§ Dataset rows
++++++++++

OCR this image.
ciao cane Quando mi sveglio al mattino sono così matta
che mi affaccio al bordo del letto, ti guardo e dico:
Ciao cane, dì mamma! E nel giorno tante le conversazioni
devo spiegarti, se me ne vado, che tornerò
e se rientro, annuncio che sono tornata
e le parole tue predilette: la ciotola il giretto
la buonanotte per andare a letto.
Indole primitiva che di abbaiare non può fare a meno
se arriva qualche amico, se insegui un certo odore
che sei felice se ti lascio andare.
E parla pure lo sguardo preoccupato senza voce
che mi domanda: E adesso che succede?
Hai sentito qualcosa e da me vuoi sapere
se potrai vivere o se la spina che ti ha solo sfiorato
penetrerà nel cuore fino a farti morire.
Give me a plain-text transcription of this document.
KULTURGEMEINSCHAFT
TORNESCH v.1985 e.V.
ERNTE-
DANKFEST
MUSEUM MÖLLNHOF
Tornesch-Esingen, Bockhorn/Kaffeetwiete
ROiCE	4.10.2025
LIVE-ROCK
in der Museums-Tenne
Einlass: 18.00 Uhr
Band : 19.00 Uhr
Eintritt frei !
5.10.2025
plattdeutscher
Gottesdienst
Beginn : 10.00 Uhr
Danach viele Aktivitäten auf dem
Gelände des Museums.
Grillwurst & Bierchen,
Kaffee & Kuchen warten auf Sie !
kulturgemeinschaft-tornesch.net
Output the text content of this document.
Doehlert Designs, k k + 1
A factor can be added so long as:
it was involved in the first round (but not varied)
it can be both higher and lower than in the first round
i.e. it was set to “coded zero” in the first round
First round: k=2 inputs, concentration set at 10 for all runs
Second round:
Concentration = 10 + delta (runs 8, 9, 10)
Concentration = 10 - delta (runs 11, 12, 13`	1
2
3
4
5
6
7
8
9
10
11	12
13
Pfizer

++++++++++

§ Brief
Transcribe, word for word, every line from the one containing "Give me a plain-text" through the final line of the entries, and nothing else.

§ The reply
Give me a plain-text transcription of this document.
KULTURGEMEINSCHAFT
TORNESCH v.1985 e.V.
ERNTE-
DANKFEST
MUSEUM MÖLLNHOF
Tornesch-Esingen, Bockhorn/Kaffeetwiete
ROiCE	4.10.2025
LIVE-ROCK
in der Museums-Tenne
Einlass: 18.00 Uhr
Band : 19.00 Uhr
Eintritt frei !
5.10.2025
plattdeutscher
Gottesdienst
Beginn : 10.00 Uhr
Danach viele Aktivitäten auf dem
Gelände des Museums.
Grillwurst & Bierchen,
Kaffee & Kuchen warten auf Sie !
kulturgemeinschaft-tornesch.net
Output the text content of this document.
Doehlert Designs, k k + 1
A factor can be added so long as:
it was involved in the first round (but not varied)
it can be both higher and lower than in the first round
i.e. it was set to “coded zero” in the first round
First round: k=2 inputs, concentration set at 10 for all runs
Second round:
Concentration = 10 + delta (runs 8, 9, 10)
Concentration = 10 - delta (runs 11, 12, 13`	1
2
3
4
5
6
7
8
9
10
11	12
13
Pfizer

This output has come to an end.